Please read the text on Data Connect authentication: what two things does it say you need to do with the token?

**STUDY TEXT**
- - - -

The key insight: Token verification ≠ Data Connect authentication context. You need both - verify the token for security, and set it on DataConnect for user context.
The patterns we've shared here are production-tested and handle thousands of authenticated requests daily. Whether you're building user-specific queries, protected mutations, or any feature requiring user context, proper authentication ensures your Data Connect operations work reliably.

- - - -

**SUPPLIED INFORMATION**

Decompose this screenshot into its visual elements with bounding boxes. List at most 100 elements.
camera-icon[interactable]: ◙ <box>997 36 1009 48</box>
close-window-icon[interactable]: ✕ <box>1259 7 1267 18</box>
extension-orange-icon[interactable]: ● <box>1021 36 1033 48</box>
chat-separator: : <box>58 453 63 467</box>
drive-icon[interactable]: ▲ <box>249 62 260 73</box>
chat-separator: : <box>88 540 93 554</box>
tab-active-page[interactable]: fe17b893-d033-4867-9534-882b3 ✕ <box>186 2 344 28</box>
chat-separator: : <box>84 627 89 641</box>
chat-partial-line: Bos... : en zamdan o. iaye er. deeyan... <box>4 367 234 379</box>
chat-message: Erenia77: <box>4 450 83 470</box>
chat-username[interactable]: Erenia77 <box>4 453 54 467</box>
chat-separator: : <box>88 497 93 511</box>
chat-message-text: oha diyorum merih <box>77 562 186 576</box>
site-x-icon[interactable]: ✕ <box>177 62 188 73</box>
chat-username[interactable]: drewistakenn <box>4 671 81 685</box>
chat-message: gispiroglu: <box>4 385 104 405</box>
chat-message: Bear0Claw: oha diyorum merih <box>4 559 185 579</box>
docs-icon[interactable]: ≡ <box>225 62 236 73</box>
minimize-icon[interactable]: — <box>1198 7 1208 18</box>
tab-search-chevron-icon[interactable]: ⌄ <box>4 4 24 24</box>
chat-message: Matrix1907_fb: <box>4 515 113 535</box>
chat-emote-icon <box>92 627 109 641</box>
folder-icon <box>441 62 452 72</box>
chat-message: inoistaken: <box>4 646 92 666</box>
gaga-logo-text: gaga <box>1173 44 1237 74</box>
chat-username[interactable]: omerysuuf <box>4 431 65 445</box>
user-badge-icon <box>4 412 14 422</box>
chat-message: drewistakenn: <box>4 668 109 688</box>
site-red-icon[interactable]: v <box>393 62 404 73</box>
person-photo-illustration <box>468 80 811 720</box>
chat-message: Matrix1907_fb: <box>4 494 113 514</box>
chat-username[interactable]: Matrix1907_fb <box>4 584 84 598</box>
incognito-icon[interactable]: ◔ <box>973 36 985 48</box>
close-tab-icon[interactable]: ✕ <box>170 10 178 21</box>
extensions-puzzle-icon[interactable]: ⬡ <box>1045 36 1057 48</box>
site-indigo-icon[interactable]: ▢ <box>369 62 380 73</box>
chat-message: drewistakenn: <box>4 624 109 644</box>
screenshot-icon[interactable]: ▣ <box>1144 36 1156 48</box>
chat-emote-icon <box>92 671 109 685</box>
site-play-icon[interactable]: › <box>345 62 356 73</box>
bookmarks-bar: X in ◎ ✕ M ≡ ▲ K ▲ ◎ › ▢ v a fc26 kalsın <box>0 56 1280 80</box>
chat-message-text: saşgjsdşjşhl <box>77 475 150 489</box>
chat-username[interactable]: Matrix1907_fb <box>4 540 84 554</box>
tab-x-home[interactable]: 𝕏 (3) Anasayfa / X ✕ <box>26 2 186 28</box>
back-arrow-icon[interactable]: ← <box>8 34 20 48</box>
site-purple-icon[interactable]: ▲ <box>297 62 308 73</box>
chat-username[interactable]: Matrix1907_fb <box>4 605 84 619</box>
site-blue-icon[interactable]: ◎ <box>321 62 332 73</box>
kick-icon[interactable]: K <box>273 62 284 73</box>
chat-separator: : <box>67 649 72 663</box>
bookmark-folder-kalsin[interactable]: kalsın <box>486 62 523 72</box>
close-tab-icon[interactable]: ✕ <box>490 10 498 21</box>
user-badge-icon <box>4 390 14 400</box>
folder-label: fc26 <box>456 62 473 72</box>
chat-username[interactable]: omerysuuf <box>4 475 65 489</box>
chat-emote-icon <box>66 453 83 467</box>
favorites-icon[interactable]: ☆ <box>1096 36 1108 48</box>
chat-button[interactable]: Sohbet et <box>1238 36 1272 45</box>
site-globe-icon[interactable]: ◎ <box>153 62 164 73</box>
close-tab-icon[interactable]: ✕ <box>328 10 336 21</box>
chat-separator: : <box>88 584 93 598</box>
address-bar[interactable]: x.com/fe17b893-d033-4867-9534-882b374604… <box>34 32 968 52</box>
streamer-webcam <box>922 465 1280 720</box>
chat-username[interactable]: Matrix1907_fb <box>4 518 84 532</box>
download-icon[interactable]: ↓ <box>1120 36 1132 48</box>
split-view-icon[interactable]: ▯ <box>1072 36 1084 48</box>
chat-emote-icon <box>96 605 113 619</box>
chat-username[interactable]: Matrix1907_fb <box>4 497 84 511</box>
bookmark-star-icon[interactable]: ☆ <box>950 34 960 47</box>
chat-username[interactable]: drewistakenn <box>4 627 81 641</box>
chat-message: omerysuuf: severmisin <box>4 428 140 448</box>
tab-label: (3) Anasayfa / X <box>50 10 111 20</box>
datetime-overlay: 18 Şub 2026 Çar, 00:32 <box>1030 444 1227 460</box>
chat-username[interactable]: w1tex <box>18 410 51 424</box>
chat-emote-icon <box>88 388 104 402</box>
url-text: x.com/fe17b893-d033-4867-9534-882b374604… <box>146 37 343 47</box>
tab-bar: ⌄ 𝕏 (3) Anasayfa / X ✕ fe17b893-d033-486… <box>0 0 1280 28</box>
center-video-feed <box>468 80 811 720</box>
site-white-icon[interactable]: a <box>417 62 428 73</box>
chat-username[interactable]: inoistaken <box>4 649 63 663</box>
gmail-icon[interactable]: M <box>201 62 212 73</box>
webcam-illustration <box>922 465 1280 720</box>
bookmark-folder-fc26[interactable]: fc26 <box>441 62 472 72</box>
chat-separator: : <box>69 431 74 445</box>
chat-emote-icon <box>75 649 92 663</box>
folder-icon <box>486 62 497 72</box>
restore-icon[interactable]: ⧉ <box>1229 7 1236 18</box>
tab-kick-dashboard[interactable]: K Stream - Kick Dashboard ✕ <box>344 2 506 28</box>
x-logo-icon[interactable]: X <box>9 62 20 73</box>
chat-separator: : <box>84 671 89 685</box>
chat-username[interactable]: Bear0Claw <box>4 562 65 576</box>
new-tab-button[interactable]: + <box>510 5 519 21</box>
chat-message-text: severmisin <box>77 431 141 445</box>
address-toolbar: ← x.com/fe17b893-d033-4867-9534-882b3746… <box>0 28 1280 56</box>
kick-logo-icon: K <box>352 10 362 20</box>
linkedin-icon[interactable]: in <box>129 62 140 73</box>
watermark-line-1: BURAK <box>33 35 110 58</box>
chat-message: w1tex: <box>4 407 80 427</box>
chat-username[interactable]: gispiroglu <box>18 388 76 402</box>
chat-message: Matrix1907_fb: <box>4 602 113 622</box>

- - - -

**COMPLETED TASK**
Verify the token for security, and set it on DataConnect for user context.